EXERCISE REQUIREMENTS. Reproduce each line bearing the word "color".

Entries from a visual dataset
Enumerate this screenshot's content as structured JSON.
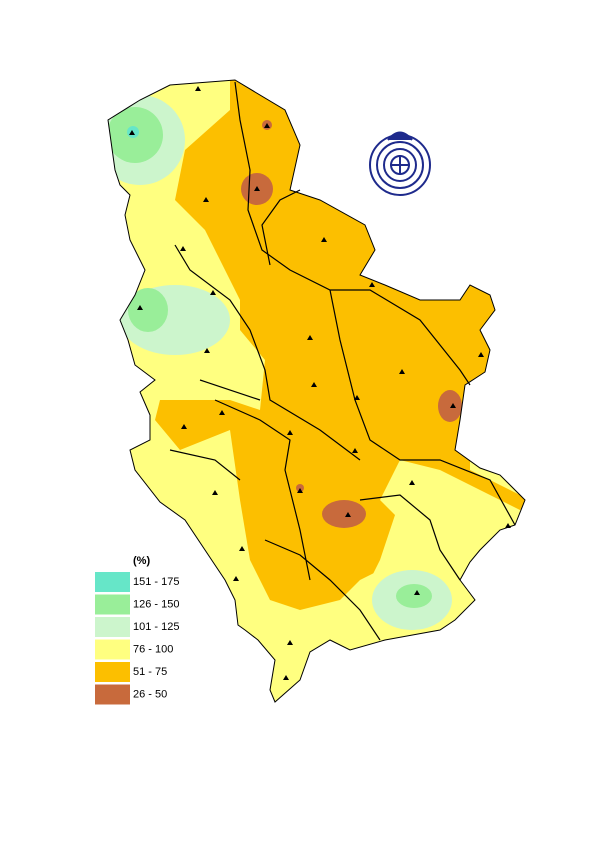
{
  "legend": {
    "title": "(%)",
    "items": [
      {
        "label": "151 - 175",
        "color": "#66e6c8"
      },
      {
        "label": "126 - 150",
        "color": "#99ee99"
      },
      {
        "label": "101 - 125",
        "color": "#ccf5cc"
      },
      {
        "label": "76 - 100",
        "color": "#ffff80"
      },
      {
        "label": "51 - 75",
        "color": "#fcbf00"
      },
      {
        "label": "26 - 50",
        "color": "#c86a3c"
      }
    ]
  }
}
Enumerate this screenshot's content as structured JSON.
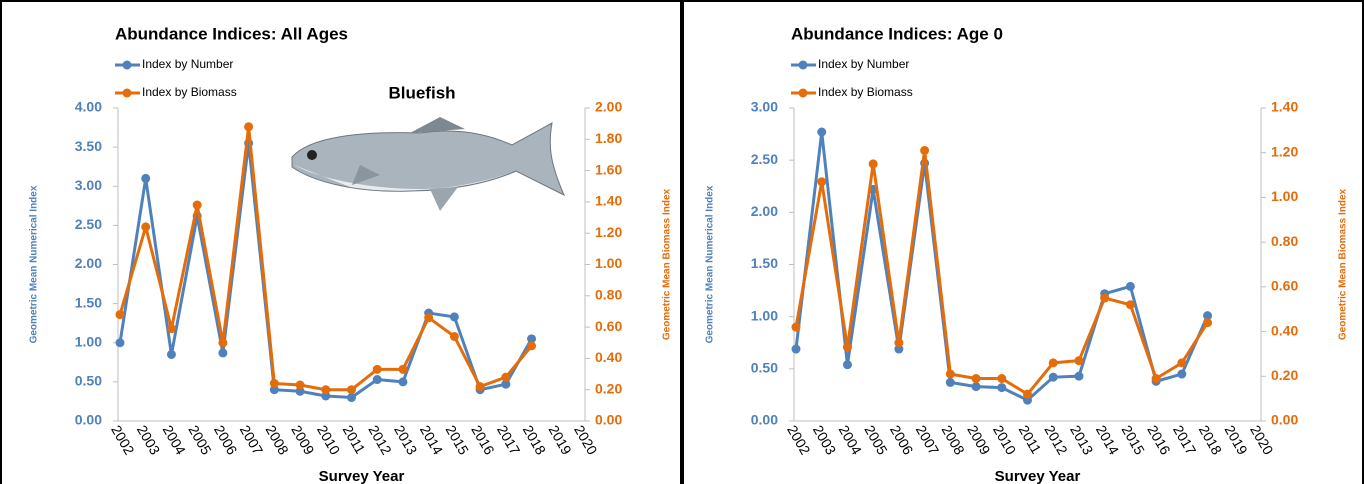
{
  "chart_data": [
    {
      "type": "line",
      "title": "Abundance Indices:  All Ages",
      "annotation": "Bluefish",
      "x_label": "Survey Year",
      "y_label": "Geometric Mean Numerical Index",
      "y2_label": "Geometric Mean Biomass Index",
      "categories": [
        "2002",
        "2003",
        "2004",
        "2005",
        "2006",
        "2007",
        "2008",
        "2009",
        "2010",
        "2011",
        "2012",
        "2013",
        "2014",
        "2015",
        "2016",
        "2017",
        "2018",
        "2019",
        "2020"
      ],
      "series": [
        {
          "name": "Index by Number",
          "color": "#4f81bd",
          "axis": "y",
          "values": [
            1.0,
            3.1,
            0.85,
            2.62,
            0.87,
            3.55,
            0.4,
            0.38,
            0.32,
            0.3,
            0.53,
            0.5,
            1.38,
            1.33,
            0.4,
            0.47,
            1.05,
            null,
            null
          ]
        },
        {
          "name": "Index by Biomass",
          "color": "#e46c0a",
          "axis": "y2",
          "values": [
            0.68,
            1.24,
            0.59,
            1.38,
            0.5,
            1.88,
            0.24,
            0.23,
            0.2,
            0.2,
            0.33,
            0.33,
            0.66,
            0.54,
            0.22,
            0.28,
            0.48,
            null,
            null
          ]
        }
      ],
      "ylim": [
        0,
        4
      ],
      "yticks": [
        {
          "value": 0,
          "label": "0.00"
        },
        {
          "value": 0.5,
          "label": "0.50"
        },
        {
          "value": 1,
          "label": "1.00"
        },
        {
          "value": 1.5,
          "label": "1.50"
        },
        {
          "value": 2,
          "label": "2.00"
        },
        {
          "value": 2.5,
          "label": "2.50"
        },
        {
          "value": 3,
          "label": "3.00"
        },
        {
          "value": 3.5,
          "label": "3.50"
        },
        {
          "value": 4,
          "label": "4.00"
        }
      ],
      "y2lim": [
        0,
        2
      ],
      "y2ticks": [
        {
          "value": 0,
          "label": "0.00"
        },
        {
          "value": 0.2,
          "label": "0.20"
        },
        {
          "value": 0.4,
          "label": "0.40"
        },
        {
          "value": 0.6,
          "label": "0.60"
        },
        {
          "value": 0.8,
          "label": "0.80"
        },
        {
          "value": 1,
          "label": "1.00"
        },
        {
          "value": 1.2,
          "label": "1.20"
        },
        {
          "value": 1.4,
          "label": "1.40"
        },
        {
          "value": 1.6,
          "label": "1.60"
        },
        {
          "value": 1.8,
          "label": "1.80"
        },
        {
          "value": 2,
          "label": "2.00"
        }
      ]
    },
    {
      "type": "line",
      "title": "Abundance Indices:  Age 0",
      "x_label": "Survey Year",
      "y_label": "Geometric Mean Numerical Index",
      "y2_label": "Geometric Mean Biomass Index",
      "categories": [
        "2002",
        "2003",
        "2004",
        "2005",
        "2006",
        "2007",
        "2008",
        "2009",
        "2010",
        "2011",
        "2012",
        "2013",
        "2014",
        "2015",
        "2016",
        "2017",
        "2018",
        "2019",
        "2020"
      ],
      "series": [
        {
          "name": "Index by Number",
          "color": "#4f81bd",
          "axis": "y",
          "values": [
            0.69,
            2.77,
            0.54,
            2.22,
            0.69,
            2.47,
            0.37,
            0.33,
            0.32,
            0.2,
            0.42,
            0.43,
            1.22,
            1.29,
            0.38,
            0.45,
            1.01,
            null,
            null
          ]
        },
        {
          "name": "Index by Biomass",
          "color": "#e46c0a",
          "axis": "y2",
          "values": [
            0.42,
            1.07,
            0.33,
            1.15,
            0.35,
            1.21,
            0.21,
            0.19,
            0.19,
            0.12,
            0.26,
            0.27,
            0.55,
            0.52,
            0.19,
            0.26,
            0.44,
            null,
            null
          ]
        }
      ],
      "ylim": [
        0,
        3
      ],
      "yticks": [
        {
          "value": 0,
          "label": "0.00"
        },
        {
          "value": 0.5,
          "label": "0.50"
        },
        {
          "value": 1,
          "label": "1.00"
        },
        {
          "value": 1.5,
          "label": "1.50"
        },
        {
          "value": 2,
          "label": "2.00"
        },
        {
          "value": 2.5,
          "label": "2.50"
        },
        {
          "value": 3,
          "label": "3.00"
        }
      ],
      "y2lim": [
        0,
        1.4
      ],
      "y2ticks": [
        {
          "value": 0,
          "label": "0.00"
        },
        {
          "value": 0.2,
          "label": "0.20"
        },
        {
          "value": 0.4,
          "label": "0.40"
        },
        {
          "value": 0.6,
          "label": "0.60"
        },
        {
          "value": 0.8,
          "label": "0.80"
        },
        {
          "value": 1,
          "label": "1.00"
        },
        {
          "value": 1.2,
          "label": "1.20"
        },
        {
          "value": 1.4,
          "label": "1.40"
        }
      ]
    }
  ]
}
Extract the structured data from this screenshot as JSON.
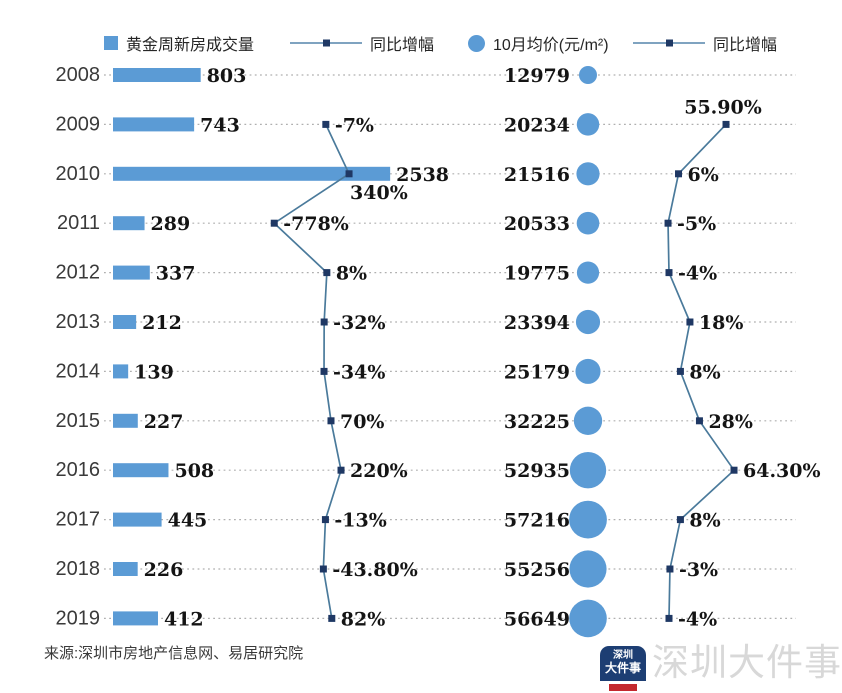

RESPONSE BELOW.
        "color": "#66e6c8"
        "color": "#99ee99"
        "color": "#ccf5cc"
        "color": "#ffff80"
        "color": "#fcbf00"
        "color": "#c86a3c"
          "color": "#4f81bd",
          "color": "#e46c0a",
          "color": "#4f81bd",
          "color": "#e46c0a",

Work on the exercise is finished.